TO DO
Convert every line of the data below into a JSON list of strings, with one string per line and blank lines omitted.
--- begin ---
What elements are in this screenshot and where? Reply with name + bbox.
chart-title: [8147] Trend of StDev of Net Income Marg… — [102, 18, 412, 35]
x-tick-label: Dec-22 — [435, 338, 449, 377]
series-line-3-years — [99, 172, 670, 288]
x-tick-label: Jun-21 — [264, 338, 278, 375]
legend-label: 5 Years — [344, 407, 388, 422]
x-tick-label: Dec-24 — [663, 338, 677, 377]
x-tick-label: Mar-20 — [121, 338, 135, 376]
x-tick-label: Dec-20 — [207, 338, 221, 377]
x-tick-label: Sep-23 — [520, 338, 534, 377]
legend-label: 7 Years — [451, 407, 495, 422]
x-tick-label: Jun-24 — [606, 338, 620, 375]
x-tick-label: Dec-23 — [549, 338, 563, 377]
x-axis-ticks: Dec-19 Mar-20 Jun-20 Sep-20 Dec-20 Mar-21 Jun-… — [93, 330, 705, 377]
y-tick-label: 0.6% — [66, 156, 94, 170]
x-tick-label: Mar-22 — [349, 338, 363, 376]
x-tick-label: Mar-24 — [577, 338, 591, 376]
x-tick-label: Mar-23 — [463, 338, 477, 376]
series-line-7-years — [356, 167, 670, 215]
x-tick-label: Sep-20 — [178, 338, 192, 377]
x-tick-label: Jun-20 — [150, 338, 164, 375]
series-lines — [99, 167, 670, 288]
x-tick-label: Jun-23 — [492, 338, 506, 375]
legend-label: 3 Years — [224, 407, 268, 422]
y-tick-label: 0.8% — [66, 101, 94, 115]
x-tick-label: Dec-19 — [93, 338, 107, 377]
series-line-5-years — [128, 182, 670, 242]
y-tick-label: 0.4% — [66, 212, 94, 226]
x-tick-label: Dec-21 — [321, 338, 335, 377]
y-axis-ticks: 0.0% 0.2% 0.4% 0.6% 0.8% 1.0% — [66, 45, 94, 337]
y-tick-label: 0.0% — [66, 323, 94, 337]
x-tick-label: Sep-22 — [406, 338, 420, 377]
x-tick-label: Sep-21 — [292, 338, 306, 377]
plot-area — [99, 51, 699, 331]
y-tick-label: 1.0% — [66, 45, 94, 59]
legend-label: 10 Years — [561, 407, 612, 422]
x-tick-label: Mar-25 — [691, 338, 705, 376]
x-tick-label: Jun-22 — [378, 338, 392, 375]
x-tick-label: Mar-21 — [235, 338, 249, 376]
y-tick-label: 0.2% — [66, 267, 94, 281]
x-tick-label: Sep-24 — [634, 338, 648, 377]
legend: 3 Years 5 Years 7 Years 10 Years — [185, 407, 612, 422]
--- end ---
THE ANSWER
[
  "What elements are in this screenshot and where? Reply with name + bbox.",
  "chart-title: [8147] Trend of StDev of Net Income Marg… — [102, 18, 412, 35]",
  "x-tick-label: Dec-22 — [435, 338, 449, 377]",
  "series-line-3-years — [99, 172, 670, 288]",
  "x-tick-label: Jun-21 — [264, 338, 278, 375]",
  "legend-label: 5 Years — [344, 407, 388, 422]",
  "x-tick-label: Dec-24 — [663, 338, 677, 377]",
  "x-tick-label: Mar-20 — [121, 338, 135, 376]",
  "x-tick-label: Dec-20 — [207, 338, 221, 377]",
  "x-tick-label: Sep-23 — [520, 338, 534, 377]",
  "legend-label: 7 Years — [451, 407, 495, 422]",
  "x-tick-label: Jun-24 — [606, 338, 620, 375]",
  "x-tick-label: Dec-23 — [549, 338, 563, 377]",
  "x-axis-ticks: Dec-19 Mar-20 Jun-20 Sep-20 Dec-20 Mar-21 Jun-… — [93, 330, 705, 377]",
  "y-tick-label: 0.6% — [66, 156, 94, 170]",
  "x-tick-label: Mar-22 — [349, 338, 363, 376]",
  "x-tick-label: Mar-24 — [577, 338, 591, 376]",
  "x-tick-label: Mar-23 — [463, 338, 477, 376]",
  "series-line-7-years — [356, 167, 670, 215]",
  "x-tick-label: Sep-20 — [178, 338, 192, 377]",
  "x-tick-label: Jun-20 — [150, 338, 164, 375]",
  "series-lines — [99, 167, 670, 288]",
  "x-tick-label: Jun-23 — [492, 338, 506, 375]",
  "legend-label: 3 Years — [224, 407, 268, 422]",
  "y-tick-label: 0.8% — [66, 101, 94, 115]",
  "x-tick-label: Dec-19 — [93, 338, 107, 377]",
  "series-line-5-years — [128, 182, 670, 242]",
  "y-tick-label: 0.4% — [66, 212, 94, 226]",
  "x-tick-label: Dec-21 — [321, 338, 335, 377]",
  "y-axis-ticks: 0.0% 0.2% 0.4% 0.6% 0.8% 1.0% — [66, 45, 94, 337]",
  "y-tick-label: 0.0% — [66, 323, 94, 337]",
  "x-tick-label: Sep-22 — [406, 338, 420, 377]",
  "x-tick-label: Sep-21 — [292, 338, 306, 377]",
  "plot-area — [99, 51, 699, 331]",
  "y-tick-label: 1.0% — [66, 45, 94, 59]",
  "legend-label: 10 Years — [561, 407, 612, 422]",
  "x-tick-label: Mar-25 — [691, 338, 705, 376]",
  "x-tick-label: Jun-22 — [378, 338, 392, 375]",
  "x-tick-label: Mar-21 — [235, 338, 249, 376]",
  "y-tick-label: 0.2% — [66, 267, 94, 281]",
  "x-tick-label: Sep-24 — [634, 338, 648, 377]",
  "legend: 3 Years 5 Years 7 Years 10 Years — [185, 407, 612, 422]"
]